-- BEGIN Given text --
4.3.1. Inter-Core Scheduling

Inter-core scheduling aims to address the load imbalance problem by migrating events from overloaded cores to underloaded cores, thus achieving a fair queue depth across all cores’ event queues. This algorithm operates similarly to the load-aware balanced scheduling used in the previous SPDK-based KVS [21]. It leverages the message passing functionality provided by SPDK, and further details can be found in Section 4.4.2. The goal is to equalize the load on each core, ultimately increasing the overall server throughput.

In this situation, determining the number of I/O events to be migrated from the high- to the low-util group CPUs is a critical decision since moving too many I/O events could overload the cores in the low group. There are various approaches to making this decision, but the simplest and most reliable method is to migrate I/O events one by one in a round-robin order from each core in the high-utilization group to the cores in the low-utilization group sequentially. However, when the core utilization of the current target low-utilization-core approaches $U_{avg}$ due to migration, that low-utilization core is temporarily excluded from migration. Similarly, when a high-utilization core’s utilization approaches $U_{avg}$ due to migration, migration is paused on that core. This straightforward approach helps balance the core loads and prevents situations where the overloaded core that is performing migrations becomes underloaded, while the core receiving migrations becomes overloaded. This can be clearly confirmed in Algorithm 2.

Algorithm 2 OFSM inter-core scheduling.

1: function InterSchedule($Core,E_{head}$)   2:     $Cor{e}_{temp}$ ← an arbitrary core of $C_{low}$ (starting point)   3:     if $Core\in C_{high}$ and CoreUtil($Core$) ≥ $U_{avg}$ then   4:         while CoreUtil($Cor{e}_{temp}$) ≥ $U_{avg}$ do   5:            $Cor{e}_{temp}$ ← the next core in $C_{low}$   6:         PushToMsgQ($Cor{e}_{temp},E_{head},Flow$)   7:         $Cor{e}_{temp}$ ← the next core in $C_{low}$   8:         return T   9:     else 10:         return F 11:   12: /* Message queue poller for inter-core scheduling */ 13: while $MsgQ$ is not empty do 14:     $E_{head}$ ← Event retrieved from the head of $MsgQ$ 15:     ForwardToKVS($E_{head}$)

Load balancing in OctoFAS differs from the load-aware scheduling of the former SPDK-based KVS in that it offers flexibility in deciding which flows of events, among those on overloaded cores, to migrate to other underloaded cores. In the SPDK-based KVS, all events on overloaded cores were migrated without considering the intensity of the requesting flows. This was because it was the most straightforward way to maximize overall throughput. However, OctoFAS provides system administrators with the freedom to choose which flow to migrate based on the intensity of each flow calculated during the fairness monitoring. This allows for the consideration of system-wide fairness. For example, if it is determined that migrating events from only the flows perceived as dense during an in-house evaluation in the target system can maintain high throughput and increase fairness, such a configuration is possible. In overloaded cores, there may be situations where it is deemed beneficial to remove events from dense flows to benefit sparse flows. We divided the decision on which flow’s events to migrate into three cases and conducted detailed experiment. The results can be found in Section 5.2.1.
-- END Given text --
-- BEGIN Data rows --
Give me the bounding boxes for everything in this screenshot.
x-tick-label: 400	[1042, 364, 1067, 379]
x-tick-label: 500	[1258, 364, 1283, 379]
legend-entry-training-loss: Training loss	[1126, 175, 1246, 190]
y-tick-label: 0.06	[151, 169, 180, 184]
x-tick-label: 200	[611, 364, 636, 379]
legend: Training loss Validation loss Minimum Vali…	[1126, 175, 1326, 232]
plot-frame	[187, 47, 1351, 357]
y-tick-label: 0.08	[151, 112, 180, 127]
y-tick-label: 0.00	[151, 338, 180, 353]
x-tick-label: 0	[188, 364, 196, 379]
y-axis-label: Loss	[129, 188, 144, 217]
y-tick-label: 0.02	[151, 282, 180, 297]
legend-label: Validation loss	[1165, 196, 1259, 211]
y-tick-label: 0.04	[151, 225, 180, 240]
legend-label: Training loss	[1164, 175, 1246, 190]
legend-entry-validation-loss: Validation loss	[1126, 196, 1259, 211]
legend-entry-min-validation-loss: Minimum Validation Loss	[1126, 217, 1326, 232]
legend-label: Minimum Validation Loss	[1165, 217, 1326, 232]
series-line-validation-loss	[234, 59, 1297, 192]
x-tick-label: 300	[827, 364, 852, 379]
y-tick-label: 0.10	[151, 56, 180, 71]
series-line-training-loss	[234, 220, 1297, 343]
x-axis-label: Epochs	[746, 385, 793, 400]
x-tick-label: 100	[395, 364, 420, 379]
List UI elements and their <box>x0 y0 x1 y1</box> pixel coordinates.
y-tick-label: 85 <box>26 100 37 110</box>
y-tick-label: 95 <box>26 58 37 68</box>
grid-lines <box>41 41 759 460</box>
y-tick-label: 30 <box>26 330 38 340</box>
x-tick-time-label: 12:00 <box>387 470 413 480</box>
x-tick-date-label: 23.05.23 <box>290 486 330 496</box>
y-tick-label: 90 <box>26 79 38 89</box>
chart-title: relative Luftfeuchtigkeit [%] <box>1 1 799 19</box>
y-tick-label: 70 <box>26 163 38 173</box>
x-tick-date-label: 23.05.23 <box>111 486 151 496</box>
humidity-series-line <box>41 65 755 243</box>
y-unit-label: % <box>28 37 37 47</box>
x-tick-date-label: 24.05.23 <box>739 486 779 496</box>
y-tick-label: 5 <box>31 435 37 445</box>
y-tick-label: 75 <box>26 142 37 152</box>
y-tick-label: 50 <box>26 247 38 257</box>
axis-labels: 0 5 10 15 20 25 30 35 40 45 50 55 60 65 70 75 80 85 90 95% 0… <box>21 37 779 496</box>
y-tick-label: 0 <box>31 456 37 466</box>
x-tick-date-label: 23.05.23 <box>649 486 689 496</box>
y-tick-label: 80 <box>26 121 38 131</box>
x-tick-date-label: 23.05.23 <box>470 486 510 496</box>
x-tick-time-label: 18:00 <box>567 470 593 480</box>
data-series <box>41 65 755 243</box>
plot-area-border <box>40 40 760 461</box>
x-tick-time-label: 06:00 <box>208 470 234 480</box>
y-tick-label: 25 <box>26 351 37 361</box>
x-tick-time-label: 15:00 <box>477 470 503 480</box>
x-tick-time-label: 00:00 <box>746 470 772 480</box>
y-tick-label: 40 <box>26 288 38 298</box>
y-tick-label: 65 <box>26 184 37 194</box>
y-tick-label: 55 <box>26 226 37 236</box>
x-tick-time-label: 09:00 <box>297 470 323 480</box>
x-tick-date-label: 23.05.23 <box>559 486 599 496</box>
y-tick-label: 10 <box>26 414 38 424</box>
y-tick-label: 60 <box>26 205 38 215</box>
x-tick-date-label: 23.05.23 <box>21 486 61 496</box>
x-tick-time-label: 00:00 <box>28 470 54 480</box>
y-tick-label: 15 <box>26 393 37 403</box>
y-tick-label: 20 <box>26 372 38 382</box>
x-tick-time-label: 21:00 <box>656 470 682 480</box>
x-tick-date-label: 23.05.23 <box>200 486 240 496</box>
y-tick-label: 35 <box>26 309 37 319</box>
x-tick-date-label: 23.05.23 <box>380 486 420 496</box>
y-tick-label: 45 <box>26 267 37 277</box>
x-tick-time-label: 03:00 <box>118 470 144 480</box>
-- END Data rows --
Complete the following
1. In the inter-core scheduling text, which SPDK functionality does inter-core scheduling use?
2. From the inter-core scheduling text, quote the passage starting with "4.3.1. Inter-Core Scheduling" and going on through "overall server throughput.".
3. Decide whether each statement agrees with the inter-core scheduling text, and support each answer with the deciding words from the text: (a) The simplest method migrates I/O events one at a time in round-robin order. (b) The earlier SPDK-based KVS chose which events to migrate based on flow intensity. (c) The decision on which flow's events to migrate was divided into four cases.
The data above are separate material from the inter-core scheduling text.

The responses
1. It uses the message passing functionality provided by SPDK.

2.
4.3.1. Inter-Core Scheduling

Inter-core scheduling aims to address the load imbalance problem by migrating events from overloaded cores to underloaded cores, thus achieving a fair queue depth across all cores’ event queues. This algorithm operates similarly to the load-aware balanced scheduling used in the previous SPDK-based KVS [21]. It leverages the message passing functionality provided by SPDK, and further details can be found in Section 4.4.2. The goal is to equalize the load on each core, ultimately increasing the overall server throughput.

3.
(a) Yes: "the simplest and most reliable method is to migrate I/O events one by one in a round-robin order"
(b) No: "all events on overloaded cores were migrated without considering the intensity of the requesting flows"
(c) No: "We divided the decision on which flow’s events to migrate into three cases"